▶ [TASK DESCRIPTION] Reply only with how many lines contain the word "this".

▶ [DATA EXTRACT]
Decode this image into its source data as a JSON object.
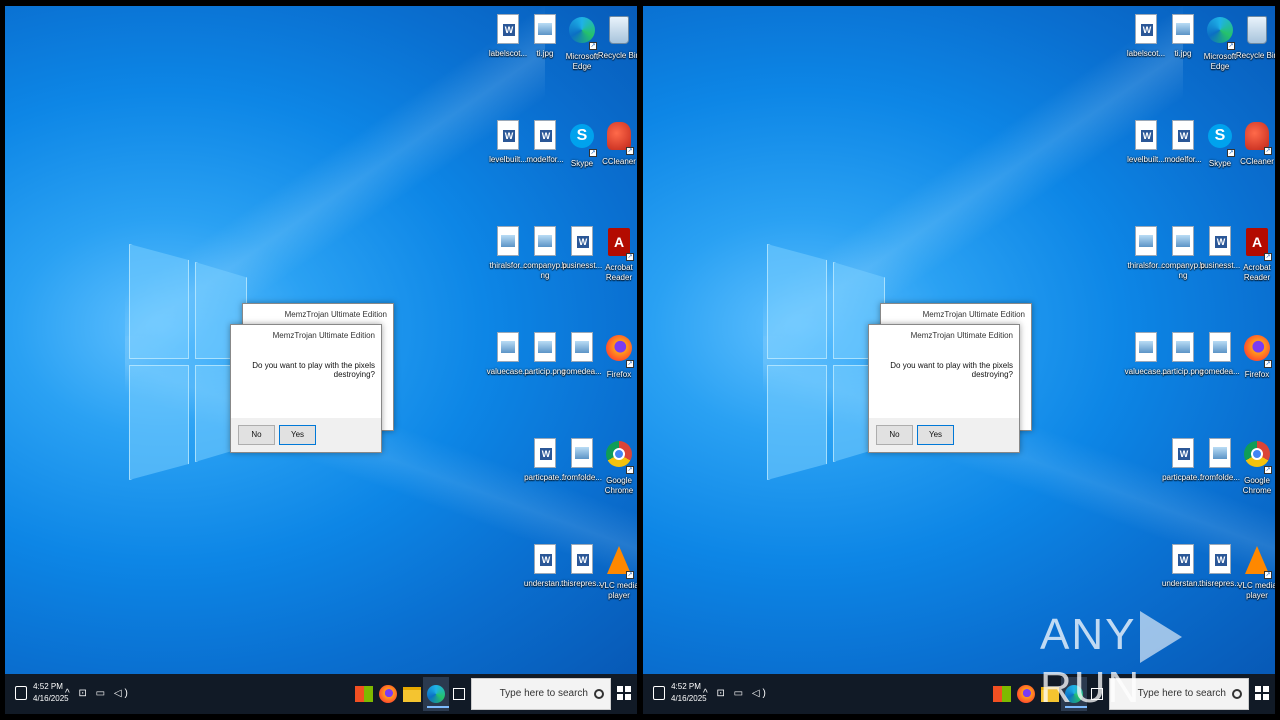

* * *

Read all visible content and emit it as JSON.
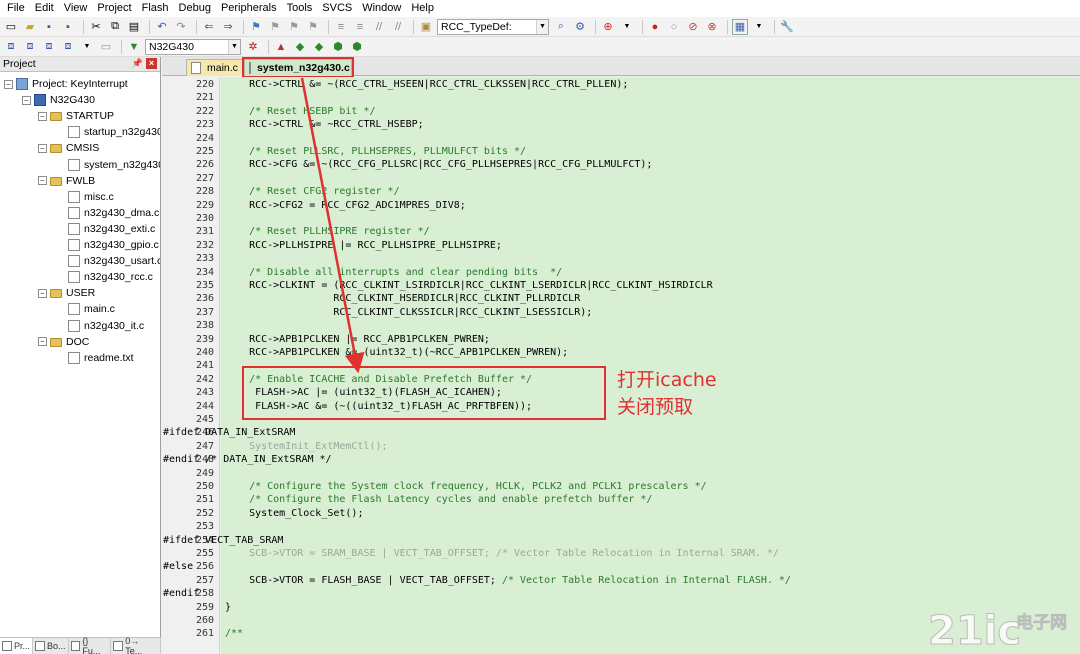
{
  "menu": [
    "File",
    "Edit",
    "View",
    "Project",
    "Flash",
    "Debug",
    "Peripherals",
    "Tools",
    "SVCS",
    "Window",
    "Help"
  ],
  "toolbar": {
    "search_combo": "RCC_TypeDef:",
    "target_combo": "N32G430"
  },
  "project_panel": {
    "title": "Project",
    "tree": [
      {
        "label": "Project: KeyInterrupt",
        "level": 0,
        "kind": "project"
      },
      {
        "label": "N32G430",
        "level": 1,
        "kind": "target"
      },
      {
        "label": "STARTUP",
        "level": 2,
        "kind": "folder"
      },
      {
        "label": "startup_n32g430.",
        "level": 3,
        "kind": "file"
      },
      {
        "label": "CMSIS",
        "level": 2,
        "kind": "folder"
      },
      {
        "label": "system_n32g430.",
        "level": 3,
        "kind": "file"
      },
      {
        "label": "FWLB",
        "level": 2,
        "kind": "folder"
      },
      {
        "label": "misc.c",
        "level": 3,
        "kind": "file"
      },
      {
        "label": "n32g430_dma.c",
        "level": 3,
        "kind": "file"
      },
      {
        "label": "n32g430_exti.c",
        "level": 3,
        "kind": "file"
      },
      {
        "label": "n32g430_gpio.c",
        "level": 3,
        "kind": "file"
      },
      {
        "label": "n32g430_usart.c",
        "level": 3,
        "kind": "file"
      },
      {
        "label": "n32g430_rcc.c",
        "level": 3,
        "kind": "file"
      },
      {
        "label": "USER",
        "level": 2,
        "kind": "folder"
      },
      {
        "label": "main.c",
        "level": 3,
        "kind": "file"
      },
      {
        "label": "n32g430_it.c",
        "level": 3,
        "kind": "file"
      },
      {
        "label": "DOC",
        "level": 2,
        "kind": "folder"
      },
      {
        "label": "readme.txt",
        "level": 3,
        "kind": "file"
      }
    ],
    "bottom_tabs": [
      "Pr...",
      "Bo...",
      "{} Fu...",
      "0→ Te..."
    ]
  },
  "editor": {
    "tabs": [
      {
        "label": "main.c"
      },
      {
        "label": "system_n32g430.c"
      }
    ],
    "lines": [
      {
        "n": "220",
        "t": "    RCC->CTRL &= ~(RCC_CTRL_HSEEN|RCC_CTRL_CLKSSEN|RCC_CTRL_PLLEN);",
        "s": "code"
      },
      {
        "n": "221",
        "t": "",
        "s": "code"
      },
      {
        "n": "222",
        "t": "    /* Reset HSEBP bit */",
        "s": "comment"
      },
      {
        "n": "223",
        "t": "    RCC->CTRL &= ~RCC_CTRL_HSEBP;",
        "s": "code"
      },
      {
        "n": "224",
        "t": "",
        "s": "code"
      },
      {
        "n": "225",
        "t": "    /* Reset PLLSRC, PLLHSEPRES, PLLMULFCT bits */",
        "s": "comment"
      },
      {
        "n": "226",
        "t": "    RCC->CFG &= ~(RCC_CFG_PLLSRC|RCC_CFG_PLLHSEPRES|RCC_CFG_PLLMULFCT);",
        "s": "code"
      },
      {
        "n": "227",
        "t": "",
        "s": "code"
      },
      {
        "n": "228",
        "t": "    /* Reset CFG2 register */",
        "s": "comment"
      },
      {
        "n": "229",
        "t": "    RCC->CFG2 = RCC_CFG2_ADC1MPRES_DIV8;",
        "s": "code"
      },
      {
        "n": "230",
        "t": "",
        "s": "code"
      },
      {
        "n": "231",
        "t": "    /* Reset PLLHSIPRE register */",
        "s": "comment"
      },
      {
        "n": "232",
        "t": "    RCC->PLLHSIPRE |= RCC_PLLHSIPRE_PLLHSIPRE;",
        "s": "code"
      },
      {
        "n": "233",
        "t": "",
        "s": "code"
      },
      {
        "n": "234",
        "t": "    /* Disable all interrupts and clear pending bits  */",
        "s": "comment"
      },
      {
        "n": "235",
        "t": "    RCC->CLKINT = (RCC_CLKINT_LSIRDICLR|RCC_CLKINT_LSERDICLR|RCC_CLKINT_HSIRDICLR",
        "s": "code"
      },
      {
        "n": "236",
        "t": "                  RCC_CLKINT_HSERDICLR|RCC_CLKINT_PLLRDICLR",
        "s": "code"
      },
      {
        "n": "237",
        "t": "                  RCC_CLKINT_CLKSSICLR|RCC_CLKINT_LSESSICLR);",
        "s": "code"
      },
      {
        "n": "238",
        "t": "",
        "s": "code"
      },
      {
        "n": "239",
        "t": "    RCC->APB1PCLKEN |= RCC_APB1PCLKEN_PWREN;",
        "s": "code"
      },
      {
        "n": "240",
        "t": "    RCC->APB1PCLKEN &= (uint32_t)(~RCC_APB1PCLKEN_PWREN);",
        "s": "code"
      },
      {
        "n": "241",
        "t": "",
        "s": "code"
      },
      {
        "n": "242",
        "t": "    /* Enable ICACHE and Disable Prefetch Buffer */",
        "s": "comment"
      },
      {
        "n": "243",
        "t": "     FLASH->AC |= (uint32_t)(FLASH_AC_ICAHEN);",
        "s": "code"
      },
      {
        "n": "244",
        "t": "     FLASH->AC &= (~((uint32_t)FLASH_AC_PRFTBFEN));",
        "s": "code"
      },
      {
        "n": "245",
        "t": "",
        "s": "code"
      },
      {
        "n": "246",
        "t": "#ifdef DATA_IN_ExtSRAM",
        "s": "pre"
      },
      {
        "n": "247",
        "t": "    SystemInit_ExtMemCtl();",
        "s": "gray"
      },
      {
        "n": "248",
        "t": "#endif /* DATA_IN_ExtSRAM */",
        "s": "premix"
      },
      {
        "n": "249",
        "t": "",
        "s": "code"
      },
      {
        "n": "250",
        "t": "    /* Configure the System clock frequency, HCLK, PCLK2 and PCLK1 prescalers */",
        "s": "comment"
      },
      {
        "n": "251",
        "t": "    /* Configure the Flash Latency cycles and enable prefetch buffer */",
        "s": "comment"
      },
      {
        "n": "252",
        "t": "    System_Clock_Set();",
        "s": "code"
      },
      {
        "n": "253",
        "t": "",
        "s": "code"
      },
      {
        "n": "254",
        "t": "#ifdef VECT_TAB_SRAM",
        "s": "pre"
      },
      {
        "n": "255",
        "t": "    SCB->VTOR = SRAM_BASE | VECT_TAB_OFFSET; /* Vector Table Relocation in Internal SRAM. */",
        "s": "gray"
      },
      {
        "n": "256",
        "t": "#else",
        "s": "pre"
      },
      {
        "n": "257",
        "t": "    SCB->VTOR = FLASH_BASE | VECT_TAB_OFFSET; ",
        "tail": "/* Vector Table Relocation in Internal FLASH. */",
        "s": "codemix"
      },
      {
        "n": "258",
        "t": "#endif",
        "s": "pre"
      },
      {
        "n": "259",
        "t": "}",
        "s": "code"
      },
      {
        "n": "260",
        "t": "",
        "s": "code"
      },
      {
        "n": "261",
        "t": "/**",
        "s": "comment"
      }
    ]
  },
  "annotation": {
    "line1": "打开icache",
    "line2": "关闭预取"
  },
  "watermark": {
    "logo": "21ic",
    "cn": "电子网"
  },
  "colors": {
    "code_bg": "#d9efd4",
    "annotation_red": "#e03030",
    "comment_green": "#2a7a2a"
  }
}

...

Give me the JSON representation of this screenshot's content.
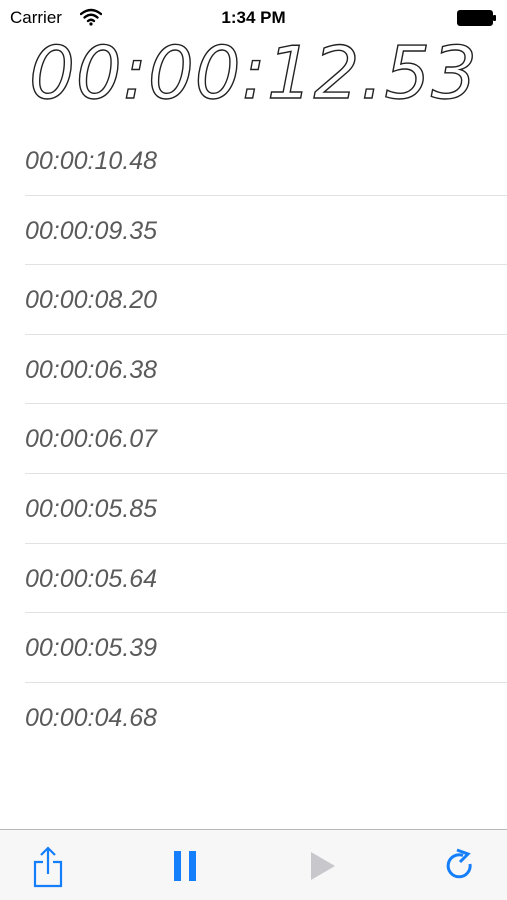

▶ [TASK OUTPUT] 2